• [REQUIRED WORK]
Restate the full listing word for word and leave the pictures out.

• [RECORDED INFORMATION]
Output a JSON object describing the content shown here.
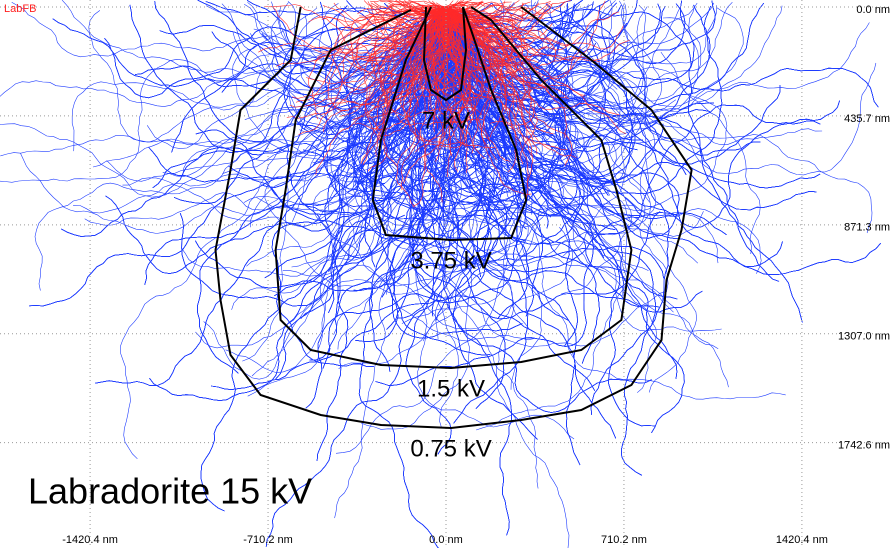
{
  "chart_data": {
    "type": "trajectory",
    "title": "Labradorite 15 kV",
    "label": "LabFB",
    "xlim": [
      -1780,
      1780
    ],
    "ylim": [
      -28,
      2164
    ],
    "xticks": [
      {
        "value": -1420.4,
        "label": "-1420.4 nm"
      },
      {
        "value": -710.2,
        "label": "-710.2 nm"
      },
      {
        "value": 0,
        "label": "0.0 nm"
      },
      {
        "value": 710.2,
        "label": "710.2 nm"
      },
      {
        "value": 1420.4,
        "label": "1420.4 nm"
      }
    ],
    "yticks": [
      {
        "value": 0,
        "label": "0.0 nm"
      },
      {
        "value": 435.7,
        "label": "435.7 nm"
      },
      {
        "value": 871.3,
        "label": "871.3 nm"
      },
      {
        "value": 1307.0,
        "label": "1307.0 nm"
      },
      {
        "value": 1742.6,
        "label": "1742.6 nm"
      }
    ],
    "grid": true,
    "series": [
      {
        "name": "0.75 kV",
        "color": "#000000",
        "x": [
          -580,
          -620,
          -820,
          -860,
          -920,
          -900,
          -860,
          -740,
          -500,
          -260,
          20,
          300,
          540,
          740,
          860,
          880,
          940,
          980,
          820,
          580,
          300
        ],
        "values": [
          0,
          212,
          412,
          652,
          972,
          1172,
          1392,
          1552,
          1632,
          1672,
          1684,
          1652,
          1612,
          1512,
          1332,
          1092,
          892,
          652,
          412,
          212,
          0
        ]
      },
      {
        "name": "1.5 kV",
        "color": "#000000",
        "x": [
          -140,
          -460,
          -600,
          -640,
          -680,
          -660,
          -540,
          -260,
          20,
          300,
          540,
          700,
          740,
          680,
          620,
          380,
          180,
          100
        ],
        "values": [
          12,
          172,
          452,
          732,
          972,
          1252,
          1372,
          1432,
          1444,
          1420,
          1372,
          1252,
          972,
          732,
          532,
          292,
          52,
          0
        ]
      },
      {
        "name": "3.75 kV",
        "color": "#000000",
        "x": [
          -60,
          -160,
          -260,
          -292,
          -240,
          20,
          260,
          320,
          280,
          180,
          100,
          68
        ],
        "values": [
          0,
          212,
          532,
          772,
          912,
          932,
          924,
          772,
          572,
          332,
          92,
          0
        ]
      },
      {
        "name": "7 kV",
        "color": "#000000",
        "x": [
          -80,
          -88,
          -60,
          0,
          60,
          80,
          68
        ],
        "values": [
          0,
          212,
          332,
          372,
          332,
          172,
          0
        ]
      }
    ]
  }
}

• [EXERCISE OUTPUT]
Output a JSON object describing the content shown here.
{
  "chart_data": {
    "type": "trajectory",
    "title": "Labradorite 15 kV",
    "label": "LabFB",
    "xlim": [
      -1780,
      1780
    ],
    "ylim": [
      -28,
      2164
    ],
    "xticks": [
      {
        "value": -1420.4,
        "label": "-1420.4 nm"
      },
      {
        "value": -710.2,
        "label": "-710.2 nm"
      },
      {
        "value": 0,
        "label": "0.0 nm"
      },
      {
        "value": 710.2,
        "label": "710.2 nm"
      },
      {
        "value": 1420.4,
        "label": "1420.4 nm"
      }
    ],
    "yticks": [
      {
        "value": 0,
        "label": "0.0 nm"
      },
      {
        "value": 435.7,
        "label": "435.7 nm"
      },
      {
        "value": 871.3,
        "label": "871.3 nm"
      },
      {
        "value": 1307.0,
        "label": "1307.0 nm"
      },
      {
        "value": 1742.6,
        "label": "1742.6 nm"
      }
    ],
    "grid": true,
    "series": [
      {
        "name": "0.75 kV",
        "color": "#000000",
        "x": [
          -580,
          -620,
          -820,
          -860,
          -920,
          -900,
          -860,
          -740,
          -500,
          -260,
          20,
          300,
          540,
          740,
          860,
          880,
          940,
          980,
          820,
          580,
          300
        ],
        "values": [
          0,
          212,
          412,
          652,
          972,
          1172,
          1392,
          1552,
          1632,
          1672,
          1684,
          1652,
          1612,
          1512,
          1332,
          1092,
          892,
          652,
          412,
          212,
          0
        ]
      },
      {
        "name": "1.5 kV",
        "color": "#000000",
        "x": [
          -140,
          -460,
          -600,
          -640,
          -680,
          -660,
          -540,
          -260,
          20,
          300,
          540,
          700,
          740,
          680,
          620,
          380,
          180,
          100
        ],
        "values": [
          12,
          172,
          452,
          732,
          972,
          1252,
          1372,
          1432,
          1444,
          1420,
          1372,
          1252,
          972,
          732,
          532,
          292,
          52,
          0
        ]
      },
      {
        "name": "3.75 kV",
        "color": "#000000",
        "x": [
          -60,
          -160,
          -260,
          -292,
          -240,
          20,
          260,
          320,
          280,
          180,
          100,
          68
        ],
        "values": [
          0,
          212,
          532,
          772,
          912,
          932,
          924,
          772,
          572,
          332,
          92,
          0
        ]
      },
      {
        "name": "7 kV",
        "color": "#000000",
        "x": [
          -80,
          -88,
          -60,
          0,
          60,
          80,
          68
        ],
        "values": [
          0,
          212,
          332,
          372,
          332,
          172,
          0
        ]
      }
    ]
  }
}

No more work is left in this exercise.